Stored records
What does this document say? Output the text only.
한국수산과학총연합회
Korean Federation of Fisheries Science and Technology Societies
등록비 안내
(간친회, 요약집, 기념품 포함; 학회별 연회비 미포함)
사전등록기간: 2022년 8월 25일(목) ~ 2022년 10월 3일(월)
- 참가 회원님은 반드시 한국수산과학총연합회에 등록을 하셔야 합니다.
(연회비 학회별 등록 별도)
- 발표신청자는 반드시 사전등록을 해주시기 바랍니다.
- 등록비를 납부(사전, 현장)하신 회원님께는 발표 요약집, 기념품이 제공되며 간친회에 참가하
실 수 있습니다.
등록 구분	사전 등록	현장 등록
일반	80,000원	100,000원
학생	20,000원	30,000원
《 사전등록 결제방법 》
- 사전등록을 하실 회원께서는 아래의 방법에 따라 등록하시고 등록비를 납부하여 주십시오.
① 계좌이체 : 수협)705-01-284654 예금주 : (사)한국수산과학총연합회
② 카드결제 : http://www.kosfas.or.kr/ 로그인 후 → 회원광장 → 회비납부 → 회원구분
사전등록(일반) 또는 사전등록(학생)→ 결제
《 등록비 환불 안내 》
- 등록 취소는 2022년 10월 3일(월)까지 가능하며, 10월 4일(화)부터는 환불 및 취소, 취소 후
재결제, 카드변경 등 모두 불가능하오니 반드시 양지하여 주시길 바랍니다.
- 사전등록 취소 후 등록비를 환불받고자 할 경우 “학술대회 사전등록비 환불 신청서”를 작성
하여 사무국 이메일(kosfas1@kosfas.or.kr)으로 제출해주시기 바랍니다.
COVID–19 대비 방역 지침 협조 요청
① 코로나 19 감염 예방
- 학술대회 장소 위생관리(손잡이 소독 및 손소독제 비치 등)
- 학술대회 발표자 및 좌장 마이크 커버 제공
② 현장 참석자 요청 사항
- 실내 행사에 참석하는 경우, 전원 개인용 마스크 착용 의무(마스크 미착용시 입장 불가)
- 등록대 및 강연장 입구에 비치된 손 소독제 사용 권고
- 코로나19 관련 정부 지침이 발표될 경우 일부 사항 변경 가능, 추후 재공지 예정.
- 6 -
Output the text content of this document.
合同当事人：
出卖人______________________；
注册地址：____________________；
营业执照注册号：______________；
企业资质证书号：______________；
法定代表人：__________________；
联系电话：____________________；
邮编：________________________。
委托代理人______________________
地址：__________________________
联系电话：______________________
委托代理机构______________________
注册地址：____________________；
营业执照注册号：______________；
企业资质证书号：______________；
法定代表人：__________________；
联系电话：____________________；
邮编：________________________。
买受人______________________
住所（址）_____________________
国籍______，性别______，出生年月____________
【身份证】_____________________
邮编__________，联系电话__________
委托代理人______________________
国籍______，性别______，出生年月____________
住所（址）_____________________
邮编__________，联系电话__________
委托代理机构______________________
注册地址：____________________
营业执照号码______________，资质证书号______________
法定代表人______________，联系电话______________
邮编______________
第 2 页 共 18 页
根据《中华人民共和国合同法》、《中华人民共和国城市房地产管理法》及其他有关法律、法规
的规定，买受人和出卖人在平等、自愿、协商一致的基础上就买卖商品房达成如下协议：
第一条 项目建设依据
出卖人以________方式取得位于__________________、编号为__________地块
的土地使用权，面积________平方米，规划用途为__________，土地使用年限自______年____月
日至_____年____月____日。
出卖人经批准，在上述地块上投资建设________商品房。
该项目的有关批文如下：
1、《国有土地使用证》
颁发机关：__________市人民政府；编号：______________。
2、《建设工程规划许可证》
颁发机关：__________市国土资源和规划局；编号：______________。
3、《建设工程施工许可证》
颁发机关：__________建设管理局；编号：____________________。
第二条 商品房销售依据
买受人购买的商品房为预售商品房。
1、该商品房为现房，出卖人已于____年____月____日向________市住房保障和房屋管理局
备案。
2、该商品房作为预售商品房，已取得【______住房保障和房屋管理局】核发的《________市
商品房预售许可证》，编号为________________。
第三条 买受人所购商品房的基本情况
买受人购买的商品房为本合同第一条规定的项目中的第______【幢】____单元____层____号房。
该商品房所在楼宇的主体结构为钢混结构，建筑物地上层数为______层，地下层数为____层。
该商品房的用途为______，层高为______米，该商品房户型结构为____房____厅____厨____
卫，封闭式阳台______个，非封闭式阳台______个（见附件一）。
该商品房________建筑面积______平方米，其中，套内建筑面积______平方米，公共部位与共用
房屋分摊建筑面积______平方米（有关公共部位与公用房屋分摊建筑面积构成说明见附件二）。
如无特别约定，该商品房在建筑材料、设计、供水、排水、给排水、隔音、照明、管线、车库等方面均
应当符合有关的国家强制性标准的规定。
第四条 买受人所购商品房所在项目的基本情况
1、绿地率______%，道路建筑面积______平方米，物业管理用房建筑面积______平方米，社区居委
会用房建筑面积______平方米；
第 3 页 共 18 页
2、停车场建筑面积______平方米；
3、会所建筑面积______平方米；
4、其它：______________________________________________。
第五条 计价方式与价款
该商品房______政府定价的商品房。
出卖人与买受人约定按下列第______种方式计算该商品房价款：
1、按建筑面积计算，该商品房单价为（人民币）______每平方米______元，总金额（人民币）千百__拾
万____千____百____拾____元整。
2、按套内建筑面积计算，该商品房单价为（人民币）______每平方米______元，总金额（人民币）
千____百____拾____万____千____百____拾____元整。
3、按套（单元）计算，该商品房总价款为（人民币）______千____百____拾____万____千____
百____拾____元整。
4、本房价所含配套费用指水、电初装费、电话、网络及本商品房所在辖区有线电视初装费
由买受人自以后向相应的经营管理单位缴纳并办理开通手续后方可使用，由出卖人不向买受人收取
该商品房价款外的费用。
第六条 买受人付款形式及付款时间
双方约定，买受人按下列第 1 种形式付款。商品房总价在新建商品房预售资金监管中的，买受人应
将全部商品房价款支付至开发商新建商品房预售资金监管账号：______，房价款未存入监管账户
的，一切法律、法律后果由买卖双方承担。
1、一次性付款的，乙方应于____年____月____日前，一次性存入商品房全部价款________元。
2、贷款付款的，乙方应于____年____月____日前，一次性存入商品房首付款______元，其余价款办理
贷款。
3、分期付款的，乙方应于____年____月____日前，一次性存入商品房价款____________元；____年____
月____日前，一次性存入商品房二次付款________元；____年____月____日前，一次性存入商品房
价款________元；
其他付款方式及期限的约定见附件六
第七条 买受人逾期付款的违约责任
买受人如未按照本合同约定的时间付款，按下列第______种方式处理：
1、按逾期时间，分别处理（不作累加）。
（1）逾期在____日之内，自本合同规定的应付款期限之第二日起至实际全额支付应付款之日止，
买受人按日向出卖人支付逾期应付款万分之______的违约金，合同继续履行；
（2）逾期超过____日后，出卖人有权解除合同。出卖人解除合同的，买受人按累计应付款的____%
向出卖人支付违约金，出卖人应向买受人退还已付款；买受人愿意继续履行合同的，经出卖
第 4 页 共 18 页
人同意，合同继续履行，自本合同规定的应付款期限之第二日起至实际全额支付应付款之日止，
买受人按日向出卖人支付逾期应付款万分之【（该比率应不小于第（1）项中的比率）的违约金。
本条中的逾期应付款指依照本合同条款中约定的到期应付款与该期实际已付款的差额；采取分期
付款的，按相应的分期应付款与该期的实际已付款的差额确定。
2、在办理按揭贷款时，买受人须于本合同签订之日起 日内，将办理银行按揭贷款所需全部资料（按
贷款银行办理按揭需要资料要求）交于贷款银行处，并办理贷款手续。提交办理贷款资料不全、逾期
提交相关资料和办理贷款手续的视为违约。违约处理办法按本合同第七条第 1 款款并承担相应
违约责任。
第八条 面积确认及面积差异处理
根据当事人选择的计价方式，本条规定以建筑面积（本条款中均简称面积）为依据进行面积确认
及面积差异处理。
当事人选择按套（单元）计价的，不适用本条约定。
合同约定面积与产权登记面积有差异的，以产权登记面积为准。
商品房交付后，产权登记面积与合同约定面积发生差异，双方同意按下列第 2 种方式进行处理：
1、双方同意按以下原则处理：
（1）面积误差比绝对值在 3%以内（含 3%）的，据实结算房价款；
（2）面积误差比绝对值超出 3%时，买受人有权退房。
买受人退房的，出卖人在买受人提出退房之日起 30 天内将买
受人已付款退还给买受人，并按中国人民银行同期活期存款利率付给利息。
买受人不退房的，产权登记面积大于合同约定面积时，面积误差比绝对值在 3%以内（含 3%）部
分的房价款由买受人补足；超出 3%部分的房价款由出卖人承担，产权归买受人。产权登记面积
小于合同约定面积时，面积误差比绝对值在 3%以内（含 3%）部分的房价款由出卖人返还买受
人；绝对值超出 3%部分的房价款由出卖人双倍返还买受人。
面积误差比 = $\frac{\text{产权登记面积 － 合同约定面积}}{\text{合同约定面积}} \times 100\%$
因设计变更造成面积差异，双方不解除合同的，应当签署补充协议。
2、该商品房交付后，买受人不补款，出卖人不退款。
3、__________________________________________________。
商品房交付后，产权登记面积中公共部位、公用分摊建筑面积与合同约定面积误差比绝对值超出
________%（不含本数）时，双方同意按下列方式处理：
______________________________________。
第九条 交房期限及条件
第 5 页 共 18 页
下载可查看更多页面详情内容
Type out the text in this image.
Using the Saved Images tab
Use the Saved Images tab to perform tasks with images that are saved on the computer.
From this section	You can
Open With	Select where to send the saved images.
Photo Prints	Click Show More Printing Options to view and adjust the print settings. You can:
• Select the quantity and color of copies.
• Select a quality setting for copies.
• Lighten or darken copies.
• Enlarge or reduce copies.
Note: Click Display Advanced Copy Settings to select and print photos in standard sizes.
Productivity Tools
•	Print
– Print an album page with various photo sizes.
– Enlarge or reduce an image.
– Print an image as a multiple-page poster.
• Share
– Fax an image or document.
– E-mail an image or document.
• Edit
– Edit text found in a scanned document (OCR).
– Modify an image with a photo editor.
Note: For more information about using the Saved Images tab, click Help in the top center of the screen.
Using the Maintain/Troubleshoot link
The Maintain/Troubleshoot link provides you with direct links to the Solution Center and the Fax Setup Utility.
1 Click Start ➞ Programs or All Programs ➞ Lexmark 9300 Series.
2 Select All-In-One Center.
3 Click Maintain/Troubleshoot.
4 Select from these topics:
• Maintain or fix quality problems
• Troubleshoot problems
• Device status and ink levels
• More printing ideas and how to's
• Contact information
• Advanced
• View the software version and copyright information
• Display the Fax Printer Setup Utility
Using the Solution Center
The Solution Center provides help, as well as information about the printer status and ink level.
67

[REQUEST]: Where a line of the entries contains the word "颁发机关", copy that line.

[ANSWER TO THE PROBLEM]:
颁发机关：__________市人民政府；编号：______________。
颁发机关：__________市国土资源和规划局；编号：______________。
颁发机关：__________建设管理局；编号：____________________。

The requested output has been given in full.